> Stated goal
Each line that follows should be printed again exactly as it stands.

> Given information
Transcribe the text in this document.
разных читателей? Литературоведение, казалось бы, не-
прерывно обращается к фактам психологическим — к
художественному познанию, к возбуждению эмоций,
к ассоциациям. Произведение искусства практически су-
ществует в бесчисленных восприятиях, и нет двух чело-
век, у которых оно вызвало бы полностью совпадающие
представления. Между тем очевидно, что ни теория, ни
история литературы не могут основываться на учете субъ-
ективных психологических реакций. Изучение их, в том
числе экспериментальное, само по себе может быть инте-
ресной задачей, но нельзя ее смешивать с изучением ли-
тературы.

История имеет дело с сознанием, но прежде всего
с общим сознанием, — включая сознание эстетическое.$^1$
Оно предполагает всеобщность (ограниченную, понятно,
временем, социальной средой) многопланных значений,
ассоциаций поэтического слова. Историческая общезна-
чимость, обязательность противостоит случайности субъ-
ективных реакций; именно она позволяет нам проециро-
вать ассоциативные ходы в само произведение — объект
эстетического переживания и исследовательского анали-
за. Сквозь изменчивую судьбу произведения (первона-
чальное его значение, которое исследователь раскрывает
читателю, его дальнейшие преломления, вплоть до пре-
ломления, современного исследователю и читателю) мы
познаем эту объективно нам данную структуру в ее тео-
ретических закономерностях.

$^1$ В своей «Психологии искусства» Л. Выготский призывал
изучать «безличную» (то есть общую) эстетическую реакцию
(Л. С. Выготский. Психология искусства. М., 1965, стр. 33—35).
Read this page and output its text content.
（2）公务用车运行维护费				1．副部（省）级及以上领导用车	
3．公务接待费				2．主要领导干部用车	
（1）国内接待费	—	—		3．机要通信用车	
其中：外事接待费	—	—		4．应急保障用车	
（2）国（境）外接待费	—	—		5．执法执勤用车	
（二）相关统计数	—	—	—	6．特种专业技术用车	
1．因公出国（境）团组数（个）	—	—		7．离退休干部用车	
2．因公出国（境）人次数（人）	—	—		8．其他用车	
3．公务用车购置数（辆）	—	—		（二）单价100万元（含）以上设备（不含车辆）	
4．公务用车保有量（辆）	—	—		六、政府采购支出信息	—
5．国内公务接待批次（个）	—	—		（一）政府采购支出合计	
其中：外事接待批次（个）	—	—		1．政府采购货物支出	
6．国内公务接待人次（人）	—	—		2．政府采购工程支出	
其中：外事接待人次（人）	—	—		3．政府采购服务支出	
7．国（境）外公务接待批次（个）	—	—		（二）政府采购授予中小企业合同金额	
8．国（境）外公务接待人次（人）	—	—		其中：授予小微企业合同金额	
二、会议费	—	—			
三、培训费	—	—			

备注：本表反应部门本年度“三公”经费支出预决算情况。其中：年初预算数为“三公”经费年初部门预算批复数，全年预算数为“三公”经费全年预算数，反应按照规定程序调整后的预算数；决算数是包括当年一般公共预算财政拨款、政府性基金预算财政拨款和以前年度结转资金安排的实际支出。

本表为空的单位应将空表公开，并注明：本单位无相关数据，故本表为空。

> Solution below
Transcribe the text in this document.
разных читателей? Литературоведение, казалось бы, не-
прерывно обращается к фактам психологическим — к
художественному познанию, к возбуждению эмоций,
к ассоциациям. Произведение искусства практически су-
ществует в бесчисленных восприятиях, и нет двух чело-
век, у которых оно вызвало бы полностью совпадающие
представления. Между тем очевидно, что ни теория, ни
история литературы не могут основываться на учете субъ-
ективных психологических реакций. Изучение их, в том
числе экспериментальное, само по себе может быть инте-
ресной задачей, но нельзя ее смешивать с изучением ли-
тературы.

История имеет дело с сознанием, но прежде всего
с общим сознанием, — включая сознание эстетическое.$^1$
Оно предполагает всеобщность (ограниченную, понятно,
временем, социальной средой) многопланных значений,
ассоциаций поэтического слова. Историческая общезна-
чимость, обязательность противостоит случайности субъ-
ективных реакций; именно она позволяет нам проециро-
вать ассоциативные ходы в само произведение — объект
эстетического переживания и исследовательского анали-
за. Сквозь изменчивую судьбу произведения (первона-
чальное его значение, которое исследователь раскрывает
читателю, его дальнейшие преломления, вплоть до пре-
ломления, современного исследователю и читателю) мы
познаем эту объективно нам данную структуру в ее тео-
ретических закономерностях.

$^1$ В своей «Психологии искусства» Л. Выготский призывал
изучать «безличную» (то есть общую) эстетическую реакцию
(Л. С. Выготский. Психология искусства. М., 1965, стр. 33—35).
Read this page and output its text content.
（2）公务用车运行维护费				1．副部（省）级及以上领导用车	
3．公务接待费				2．主要领导干部用车	
（1）国内接待费	—	—		3．机要通信用车	
其中：外事接待费	—	—		4．应急保障用车	
（2）国（境）外接待费	—	—		5．执法执勤用车	
（二）相关统计数	—	—	—	6．特种专业技术用车	
1．因公出国（境）团组数（个）	—	—		7．离退休干部用车	
2．因公出国（境）人次数（人）	—	—		8．其他用车	
3．公务用车购置数（辆）	—	—		（二）单价100万元（含）以上设备（不含车辆）	
4．公务用车保有量（辆）	—	—		六、政府采购支出信息	—
5．国内公务接待批次（个）	—	—		（一）政府采购支出合计	
其中：外事接待批次（个）	—	—		1．政府采购货物支出	
6．国内公务接待人次（人）	—	—		2．政府采购工程支出	
其中：外事接待人次（人）	—	—		3．政府采购服务支出	
7．国（境）外公务接待批次（个）	—	—		（二）政府采购授予中小企业合同金额	
8．国（境）外公务接待人次（人）	—	—		其中：授予小微企业合同金额	
二、会议费	—	—			
三、培训费	—	—			

备注：本表反应部门本年度“三公”经费支出预决算情况。其中：年初预算数为“三公”经费年初部门预算批复数，全年预算数为“三公”经费全年预算数，反应按照规定程序调整后的预算数；决算数是包括当年一般公共预算财政拨款、政府性基金预算财政拨款和以前年度结转资金安排的实际支出。

本表为空的单位应将空表公开，并注明：本单位无相关数据，故本表为空。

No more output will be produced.